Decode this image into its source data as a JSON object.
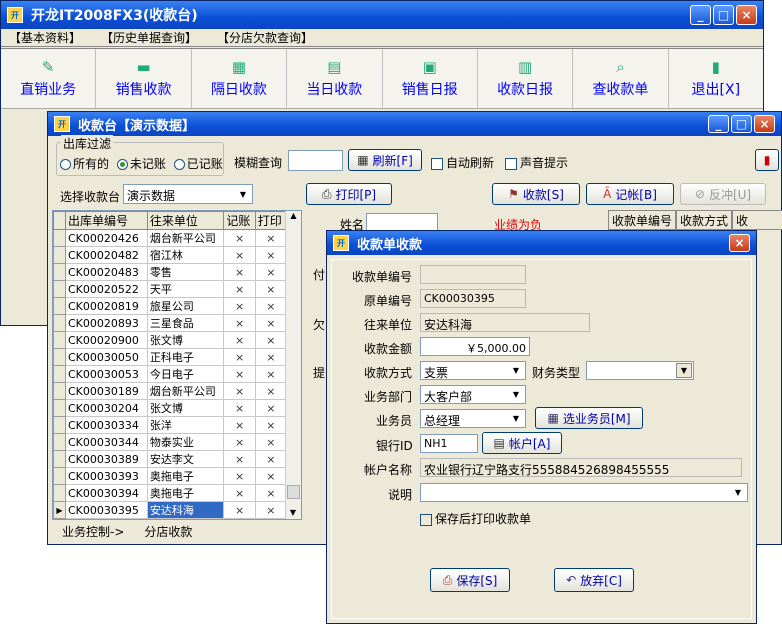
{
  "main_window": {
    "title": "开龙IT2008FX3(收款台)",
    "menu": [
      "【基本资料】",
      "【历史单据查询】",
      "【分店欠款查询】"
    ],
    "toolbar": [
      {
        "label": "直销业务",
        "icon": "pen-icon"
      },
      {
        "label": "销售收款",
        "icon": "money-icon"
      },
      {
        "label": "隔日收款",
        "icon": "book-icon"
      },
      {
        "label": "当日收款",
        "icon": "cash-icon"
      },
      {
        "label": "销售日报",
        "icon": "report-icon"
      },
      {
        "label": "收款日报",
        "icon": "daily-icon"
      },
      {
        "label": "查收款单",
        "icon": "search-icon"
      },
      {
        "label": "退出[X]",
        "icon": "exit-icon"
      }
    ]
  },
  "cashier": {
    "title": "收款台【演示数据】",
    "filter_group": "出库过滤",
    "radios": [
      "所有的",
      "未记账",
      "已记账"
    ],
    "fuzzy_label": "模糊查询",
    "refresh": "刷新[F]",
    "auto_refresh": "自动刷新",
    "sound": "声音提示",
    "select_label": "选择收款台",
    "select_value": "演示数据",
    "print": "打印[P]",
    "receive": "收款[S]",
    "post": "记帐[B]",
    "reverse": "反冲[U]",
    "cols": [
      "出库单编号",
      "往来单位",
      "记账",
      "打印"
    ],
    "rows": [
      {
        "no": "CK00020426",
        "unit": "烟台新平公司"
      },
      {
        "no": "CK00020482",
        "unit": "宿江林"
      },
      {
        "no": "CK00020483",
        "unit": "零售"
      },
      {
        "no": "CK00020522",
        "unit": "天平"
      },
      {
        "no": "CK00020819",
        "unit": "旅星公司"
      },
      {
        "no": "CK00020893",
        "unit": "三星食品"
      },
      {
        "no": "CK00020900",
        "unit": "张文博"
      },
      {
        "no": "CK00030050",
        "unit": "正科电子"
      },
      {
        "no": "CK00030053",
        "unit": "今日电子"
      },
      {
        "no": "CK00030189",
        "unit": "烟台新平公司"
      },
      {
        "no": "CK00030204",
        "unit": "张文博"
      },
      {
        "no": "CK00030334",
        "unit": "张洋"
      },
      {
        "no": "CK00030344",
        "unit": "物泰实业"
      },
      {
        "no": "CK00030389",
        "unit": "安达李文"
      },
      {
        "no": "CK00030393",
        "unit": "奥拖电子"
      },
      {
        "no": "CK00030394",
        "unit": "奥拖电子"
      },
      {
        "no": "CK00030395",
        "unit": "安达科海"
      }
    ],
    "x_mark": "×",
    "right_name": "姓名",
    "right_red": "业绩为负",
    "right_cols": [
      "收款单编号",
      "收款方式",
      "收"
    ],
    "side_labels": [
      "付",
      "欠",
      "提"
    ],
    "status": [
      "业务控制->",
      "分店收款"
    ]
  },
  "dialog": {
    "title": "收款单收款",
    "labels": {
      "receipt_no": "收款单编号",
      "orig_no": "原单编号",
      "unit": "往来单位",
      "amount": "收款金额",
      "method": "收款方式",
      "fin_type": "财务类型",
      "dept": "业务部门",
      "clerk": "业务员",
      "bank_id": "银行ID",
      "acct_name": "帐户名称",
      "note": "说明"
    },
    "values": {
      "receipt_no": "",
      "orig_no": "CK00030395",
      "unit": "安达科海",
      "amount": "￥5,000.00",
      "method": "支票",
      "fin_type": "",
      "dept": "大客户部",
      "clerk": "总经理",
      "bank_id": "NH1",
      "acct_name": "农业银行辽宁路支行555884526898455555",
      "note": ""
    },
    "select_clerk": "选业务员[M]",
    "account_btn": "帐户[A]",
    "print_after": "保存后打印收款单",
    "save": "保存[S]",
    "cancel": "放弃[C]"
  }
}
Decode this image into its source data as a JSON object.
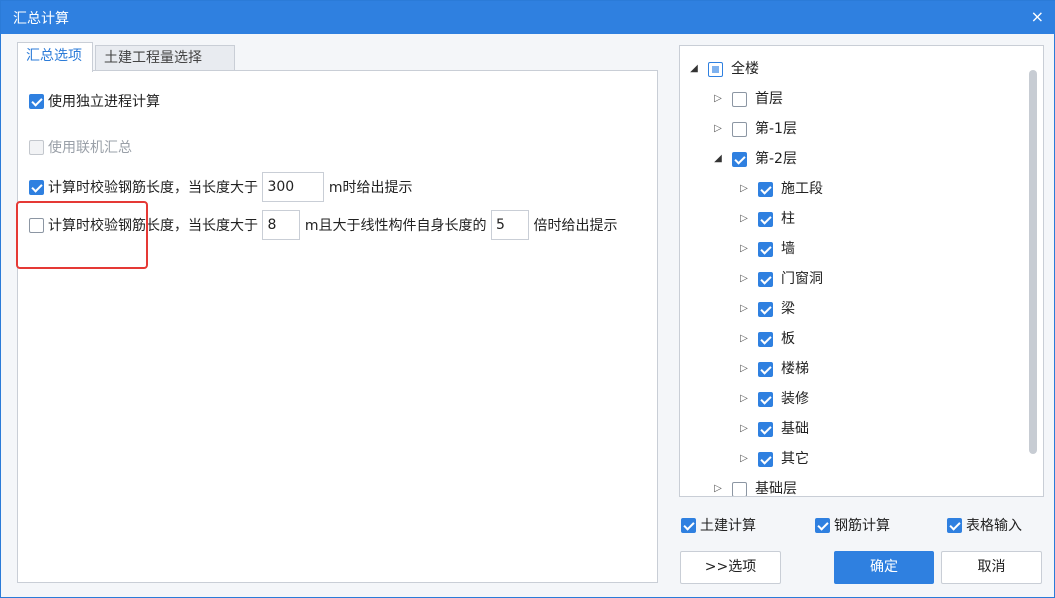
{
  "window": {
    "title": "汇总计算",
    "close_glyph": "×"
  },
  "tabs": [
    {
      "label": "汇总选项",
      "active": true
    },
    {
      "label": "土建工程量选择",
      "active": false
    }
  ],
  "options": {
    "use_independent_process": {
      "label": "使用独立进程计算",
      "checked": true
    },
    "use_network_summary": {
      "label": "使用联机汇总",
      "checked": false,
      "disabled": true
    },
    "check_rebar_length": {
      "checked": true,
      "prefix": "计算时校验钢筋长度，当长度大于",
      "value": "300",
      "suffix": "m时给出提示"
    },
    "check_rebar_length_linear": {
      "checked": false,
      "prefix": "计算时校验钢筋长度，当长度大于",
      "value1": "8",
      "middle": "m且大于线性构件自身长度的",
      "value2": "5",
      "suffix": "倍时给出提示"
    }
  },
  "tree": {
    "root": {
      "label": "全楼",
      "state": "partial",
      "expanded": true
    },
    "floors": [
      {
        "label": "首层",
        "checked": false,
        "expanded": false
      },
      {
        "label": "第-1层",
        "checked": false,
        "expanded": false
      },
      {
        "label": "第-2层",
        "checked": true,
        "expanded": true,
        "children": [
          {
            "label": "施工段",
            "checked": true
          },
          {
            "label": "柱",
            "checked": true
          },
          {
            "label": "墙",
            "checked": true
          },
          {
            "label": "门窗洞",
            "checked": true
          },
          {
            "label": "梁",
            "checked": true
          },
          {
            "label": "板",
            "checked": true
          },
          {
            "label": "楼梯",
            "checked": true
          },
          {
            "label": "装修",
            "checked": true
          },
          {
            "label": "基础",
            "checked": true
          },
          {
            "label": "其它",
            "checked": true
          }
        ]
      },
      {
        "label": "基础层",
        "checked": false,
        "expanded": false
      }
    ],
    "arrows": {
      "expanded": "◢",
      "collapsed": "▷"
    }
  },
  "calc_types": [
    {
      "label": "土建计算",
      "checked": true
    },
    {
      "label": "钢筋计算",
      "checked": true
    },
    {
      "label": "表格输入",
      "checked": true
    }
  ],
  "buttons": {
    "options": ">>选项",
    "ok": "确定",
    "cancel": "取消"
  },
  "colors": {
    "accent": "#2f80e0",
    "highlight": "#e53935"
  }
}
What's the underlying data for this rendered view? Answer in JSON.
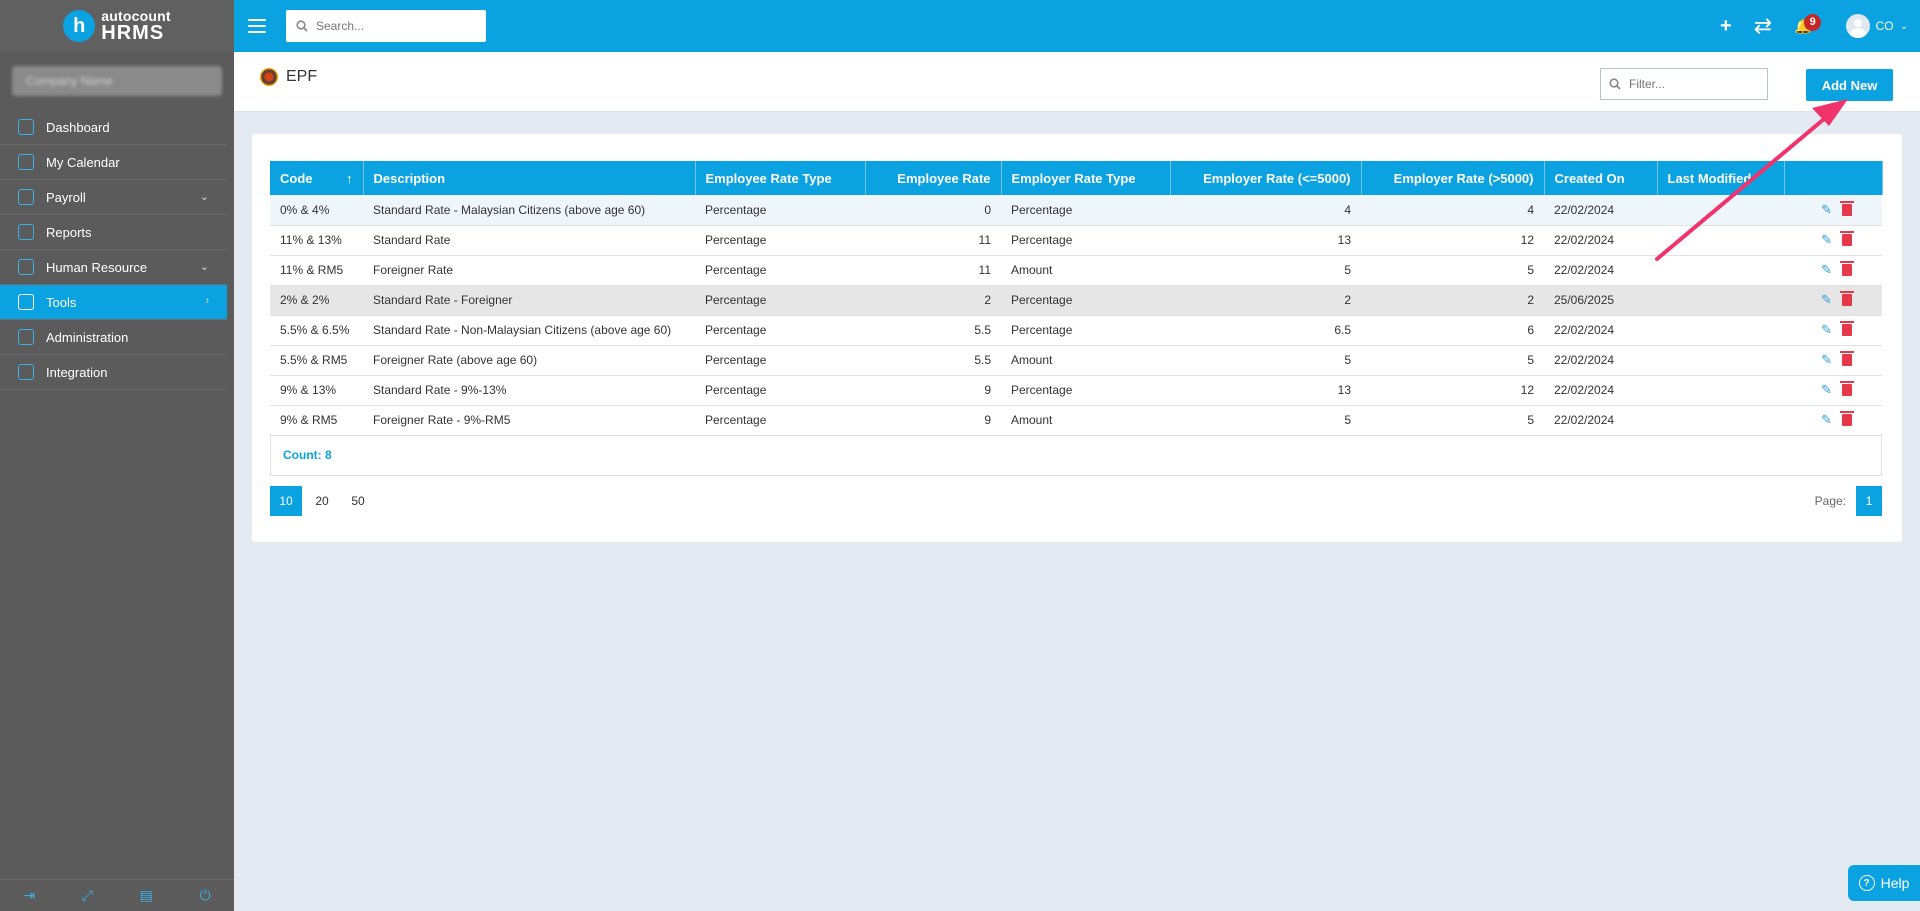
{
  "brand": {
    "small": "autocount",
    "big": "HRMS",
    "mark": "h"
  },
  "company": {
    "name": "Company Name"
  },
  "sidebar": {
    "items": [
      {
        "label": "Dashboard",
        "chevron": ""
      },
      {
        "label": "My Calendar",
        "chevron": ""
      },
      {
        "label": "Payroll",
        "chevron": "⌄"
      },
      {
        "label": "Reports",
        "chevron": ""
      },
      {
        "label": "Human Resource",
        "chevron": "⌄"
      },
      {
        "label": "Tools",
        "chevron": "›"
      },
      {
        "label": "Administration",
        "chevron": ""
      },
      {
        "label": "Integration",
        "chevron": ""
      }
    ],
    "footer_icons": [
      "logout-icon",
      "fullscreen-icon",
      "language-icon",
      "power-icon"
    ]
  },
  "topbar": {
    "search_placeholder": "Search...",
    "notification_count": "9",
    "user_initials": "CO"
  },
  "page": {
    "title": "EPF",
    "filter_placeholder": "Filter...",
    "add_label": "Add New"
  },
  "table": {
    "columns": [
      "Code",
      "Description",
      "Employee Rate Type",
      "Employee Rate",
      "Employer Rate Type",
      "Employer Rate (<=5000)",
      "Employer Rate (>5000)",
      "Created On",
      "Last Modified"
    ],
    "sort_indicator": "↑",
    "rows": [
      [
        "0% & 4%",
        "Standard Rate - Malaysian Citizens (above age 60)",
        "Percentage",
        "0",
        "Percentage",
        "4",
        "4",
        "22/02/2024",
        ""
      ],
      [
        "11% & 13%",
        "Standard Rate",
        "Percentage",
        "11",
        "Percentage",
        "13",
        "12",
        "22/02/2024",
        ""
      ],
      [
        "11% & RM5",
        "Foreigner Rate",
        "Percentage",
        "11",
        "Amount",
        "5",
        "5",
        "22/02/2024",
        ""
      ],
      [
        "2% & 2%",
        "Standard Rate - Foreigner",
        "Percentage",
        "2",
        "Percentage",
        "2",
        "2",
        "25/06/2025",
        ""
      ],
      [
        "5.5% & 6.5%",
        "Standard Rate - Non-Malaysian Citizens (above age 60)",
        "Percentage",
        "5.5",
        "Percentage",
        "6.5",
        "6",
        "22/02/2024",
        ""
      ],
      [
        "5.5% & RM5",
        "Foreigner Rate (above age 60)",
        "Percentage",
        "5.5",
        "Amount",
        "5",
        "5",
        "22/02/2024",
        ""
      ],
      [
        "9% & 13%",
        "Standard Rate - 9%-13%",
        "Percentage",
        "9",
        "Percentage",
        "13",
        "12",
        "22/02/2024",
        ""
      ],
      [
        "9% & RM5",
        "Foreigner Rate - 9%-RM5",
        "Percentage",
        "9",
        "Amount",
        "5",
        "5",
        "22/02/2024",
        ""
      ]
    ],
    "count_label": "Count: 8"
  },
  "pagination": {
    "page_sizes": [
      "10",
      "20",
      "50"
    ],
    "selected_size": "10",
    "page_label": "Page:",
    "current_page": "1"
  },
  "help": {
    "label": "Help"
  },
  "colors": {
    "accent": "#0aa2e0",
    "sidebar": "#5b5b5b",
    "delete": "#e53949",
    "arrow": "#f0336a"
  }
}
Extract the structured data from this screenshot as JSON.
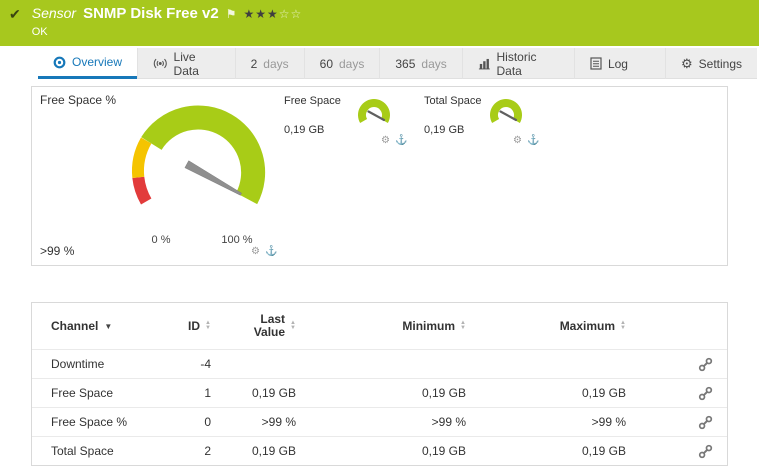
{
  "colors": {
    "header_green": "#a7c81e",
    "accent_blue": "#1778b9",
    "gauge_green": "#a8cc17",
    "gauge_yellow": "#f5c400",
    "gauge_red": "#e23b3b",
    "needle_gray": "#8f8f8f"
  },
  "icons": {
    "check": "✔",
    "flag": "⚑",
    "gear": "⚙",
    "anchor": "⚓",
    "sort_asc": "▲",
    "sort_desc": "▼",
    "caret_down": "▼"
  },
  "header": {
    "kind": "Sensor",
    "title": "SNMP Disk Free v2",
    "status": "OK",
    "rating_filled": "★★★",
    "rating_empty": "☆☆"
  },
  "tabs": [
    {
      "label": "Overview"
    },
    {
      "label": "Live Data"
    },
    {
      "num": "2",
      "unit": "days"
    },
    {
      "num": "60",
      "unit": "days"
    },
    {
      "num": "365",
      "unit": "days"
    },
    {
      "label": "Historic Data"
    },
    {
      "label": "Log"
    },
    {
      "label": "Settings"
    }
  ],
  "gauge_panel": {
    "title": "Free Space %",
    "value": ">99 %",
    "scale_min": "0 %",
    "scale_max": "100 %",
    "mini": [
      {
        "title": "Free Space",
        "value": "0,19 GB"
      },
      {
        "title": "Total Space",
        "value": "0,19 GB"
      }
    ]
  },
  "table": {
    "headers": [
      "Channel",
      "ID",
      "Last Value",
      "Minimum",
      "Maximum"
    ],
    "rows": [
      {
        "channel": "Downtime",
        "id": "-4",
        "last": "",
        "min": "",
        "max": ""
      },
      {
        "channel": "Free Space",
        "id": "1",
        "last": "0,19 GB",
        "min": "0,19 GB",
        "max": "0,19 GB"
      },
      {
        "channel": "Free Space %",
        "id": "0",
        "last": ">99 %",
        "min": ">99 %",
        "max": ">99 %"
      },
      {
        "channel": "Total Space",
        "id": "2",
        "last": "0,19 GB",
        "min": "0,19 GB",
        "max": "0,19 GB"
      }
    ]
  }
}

Problem:
Search the listing for the word "Space". Copy every line in which it occurs.

Finished task:
    "title": "Free Space %",
        "title": "Free Space",
        "title": "Total Space",
        "channel": "Free Space",
        "channel": "Free Space %",
        "channel": "Total Space",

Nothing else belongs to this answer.